:: Dataset excerpts ::
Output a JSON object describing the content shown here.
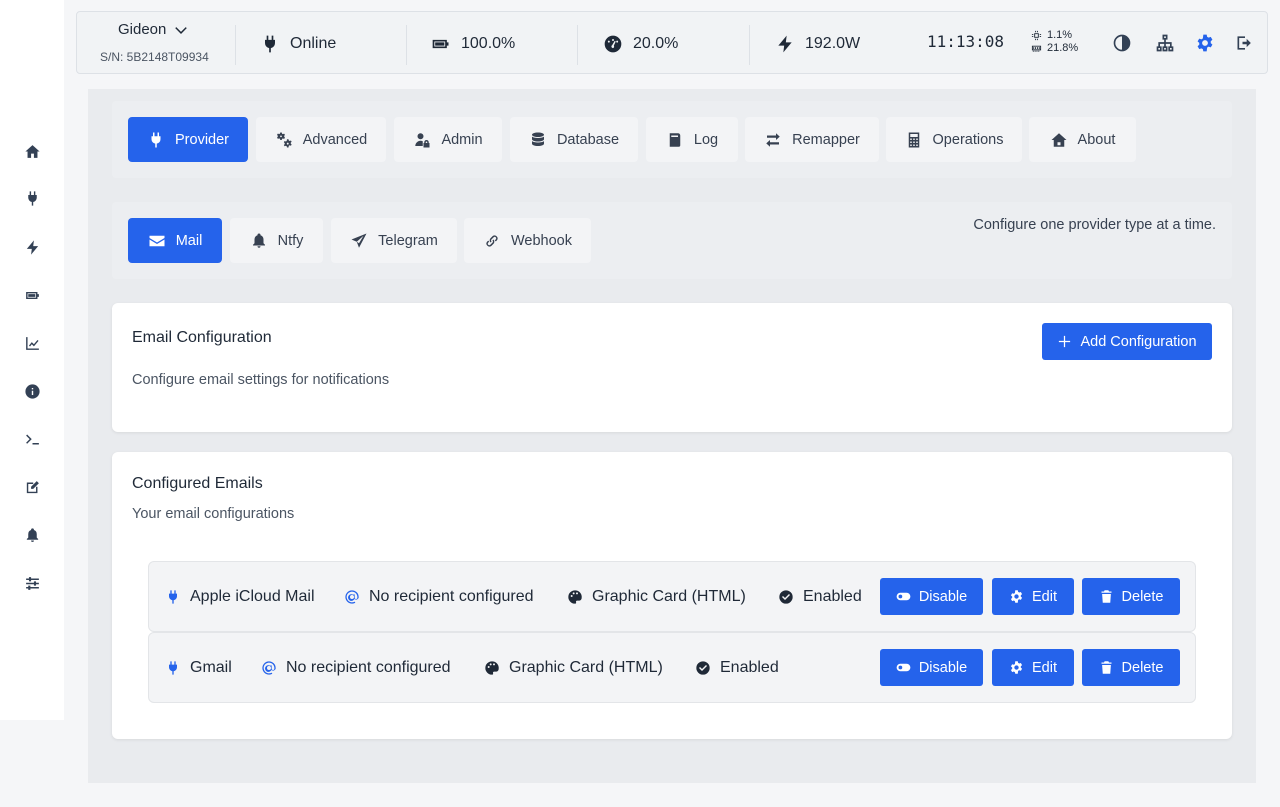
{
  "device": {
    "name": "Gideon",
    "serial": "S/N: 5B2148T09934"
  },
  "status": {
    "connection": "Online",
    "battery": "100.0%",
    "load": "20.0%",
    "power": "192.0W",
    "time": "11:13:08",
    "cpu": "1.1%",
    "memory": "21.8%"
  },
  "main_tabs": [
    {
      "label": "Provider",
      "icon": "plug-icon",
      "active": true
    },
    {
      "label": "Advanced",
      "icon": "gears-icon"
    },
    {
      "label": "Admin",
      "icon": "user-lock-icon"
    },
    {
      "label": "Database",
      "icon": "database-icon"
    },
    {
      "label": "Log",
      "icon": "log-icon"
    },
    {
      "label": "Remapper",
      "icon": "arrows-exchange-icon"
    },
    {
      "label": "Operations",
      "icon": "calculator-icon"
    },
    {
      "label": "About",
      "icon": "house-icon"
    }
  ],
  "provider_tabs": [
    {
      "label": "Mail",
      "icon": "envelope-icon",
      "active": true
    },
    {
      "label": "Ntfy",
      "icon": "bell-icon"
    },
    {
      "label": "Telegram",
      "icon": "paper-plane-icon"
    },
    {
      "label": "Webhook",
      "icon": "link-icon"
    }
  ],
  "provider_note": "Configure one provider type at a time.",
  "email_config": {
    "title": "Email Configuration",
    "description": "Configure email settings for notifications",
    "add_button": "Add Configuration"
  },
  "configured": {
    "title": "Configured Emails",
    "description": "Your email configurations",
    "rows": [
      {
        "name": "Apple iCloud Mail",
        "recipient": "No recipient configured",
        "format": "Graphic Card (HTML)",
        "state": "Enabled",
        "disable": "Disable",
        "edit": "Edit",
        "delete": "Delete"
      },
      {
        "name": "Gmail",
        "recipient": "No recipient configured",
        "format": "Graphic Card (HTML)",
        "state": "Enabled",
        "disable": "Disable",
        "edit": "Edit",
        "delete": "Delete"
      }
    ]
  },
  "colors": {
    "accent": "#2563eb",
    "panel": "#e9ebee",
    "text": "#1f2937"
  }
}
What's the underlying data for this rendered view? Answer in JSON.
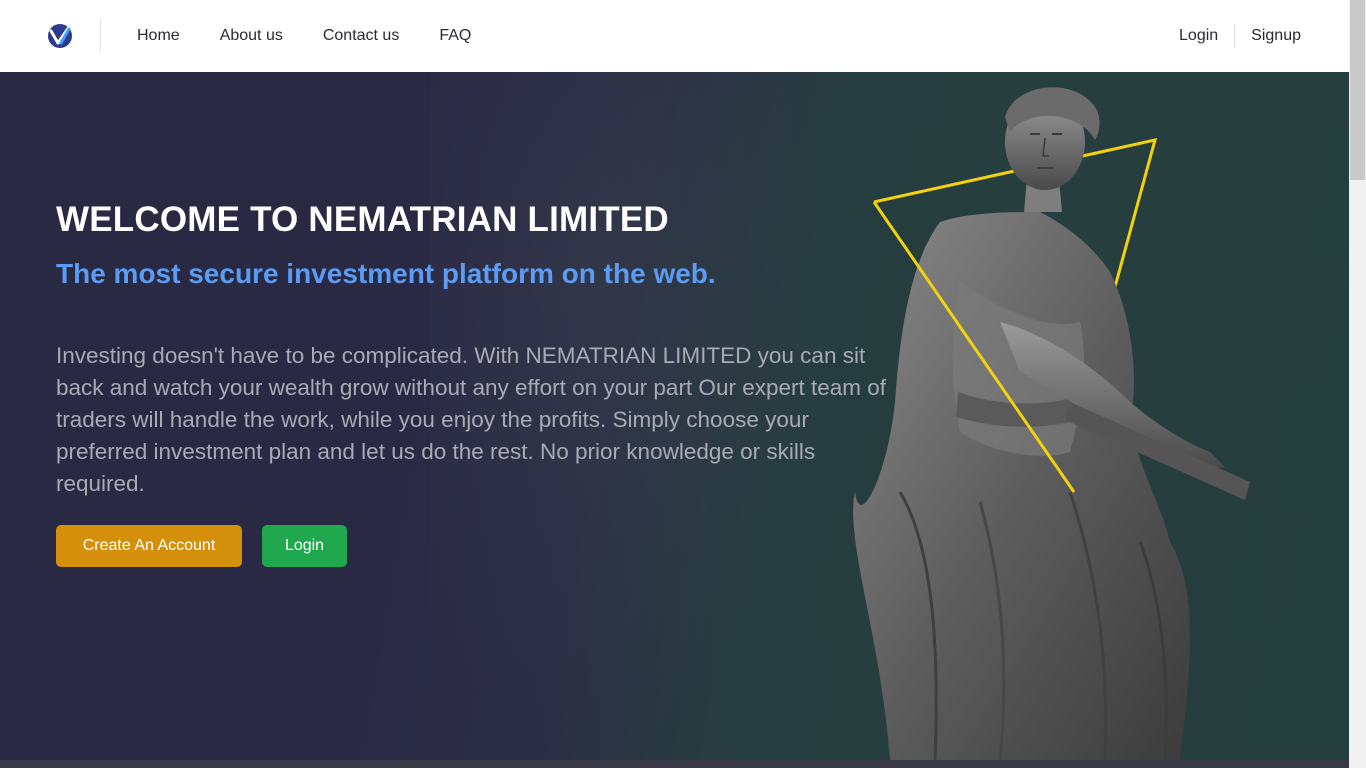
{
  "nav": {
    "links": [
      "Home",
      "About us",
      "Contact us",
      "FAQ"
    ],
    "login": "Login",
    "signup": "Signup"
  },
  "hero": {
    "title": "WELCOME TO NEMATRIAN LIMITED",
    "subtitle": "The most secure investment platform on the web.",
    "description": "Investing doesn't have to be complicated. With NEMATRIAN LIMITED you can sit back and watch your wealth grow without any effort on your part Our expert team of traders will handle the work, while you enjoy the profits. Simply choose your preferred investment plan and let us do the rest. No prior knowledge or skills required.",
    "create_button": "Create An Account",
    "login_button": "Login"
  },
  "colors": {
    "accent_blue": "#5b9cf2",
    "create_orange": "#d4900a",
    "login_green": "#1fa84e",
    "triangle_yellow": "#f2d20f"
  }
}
:::
**What to work on**
Write out each line again precisely as it appears, skipping every picture.

**Answer to this exercise**
Output a JSON object describing the content shown here.
{
  "device": {
    "name": "Gideon",
    "serial": "S/N: 5B2148T09934"
  },
  "status": {
    "connection": "Online",
    "battery": "100.0%",
    "load": "20.0%",
    "power": "192.0W",
    "time": "11:13:08",
    "cpu": "1.1%",
    "memory": "21.8%"
  },
  "main_tabs": [
    {
      "label": "Provider",
      "icon": "plug-icon",
      "active": true
    },
    {
      "label": "Advanced",
      "icon": "gears-icon"
    },
    {
      "label": "Admin",
      "icon": "user-lock-icon"
    },
    {
      "label": "Database",
      "icon": "database-icon"
    },
    {
      "label": "Log",
      "icon": "log-icon"
    },
    {
      "label": "Remapper",
      "icon": "arrows-exchange-icon"
    },
    {
      "label": "Operations",
      "icon": "calculator-icon"
    },
    {
      "label": "About",
      "icon": "house-icon"
    }
  ],
  "provider_tabs": [
    {
      "label": "Mail",
      "icon": "envelope-icon",
      "active": true
    },
    {
      "label": "Ntfy",
      "icon": "bell-icon"
    },
    {
      "label": "Telegram",
      "icon": "paper-plane-icon"
    },
    {
      "label": "Webhook",
      "icon": "link-icon"
    }
  ],
  "provider_note": "Configure one provider type at a time.",
  "email_config": {
    "title": "Email Configuration",
    "description": "Configure email settings for notifications",
    "add_button": "Add Configuration"
  },
  "configured": {
    "title": "Configured Emails",
    "description": "Your email configurations",
    "rows": [
      {
        "name": "Apple iCloud Mail",
        "recipient": "No recipient configured",
        "format": "Graphic Card (HTML)",
        "state": "Enabled",
        "disable": "Disable",
        "edit": "Edit",
        "delete": "Delete"
      },
      {
        "name": "Gmail",
        "recipient": "No recipient configured",
        "format": "Graphic Card (HTML)",
        "state": "Enabled",
        "disable": "Disable",
        "edit": "Edit",
        "delete": "Delete"
      }
    ]
  },
  "colors": {
    "accent": "#2563eb",
    "panel": "#e9ebee",
    "text": "#1f2937"
  }
}
What's the underlying data for this rendered view? Answer in JSON.
{
  "nav": {
    "links": [
      "Home",
      "About us",
      "Contact us",
      "FAQ"
    ],
    "login": "Login",
    "signup": "Signup"
  },
  "hero": {
    "title": "WELCOME TO NEMATRIAN LIMITED",
    "subtitle": "The most secure investment platform on the web.",
    "description": "Investing doesn't have to be complicated. With NEMATRIAN LIMITED you can sit back and watch your wealth grow without any effort on your part Our expert team of traders will handle the work, while you enjoy the profits. Simply choose your preferred investment plan and let us do the rest. No prior knowledge or skills required.",
    "create_button": "Create An Account",
    "login_button": "Login"
  },
  "colors": {
    "accent_blue": "#5b9cf2",
    "create_orange": "#d4900a",
    "login_green": "#1fa84e",
    "triangle_yellow": "#f2d20f"
  }
}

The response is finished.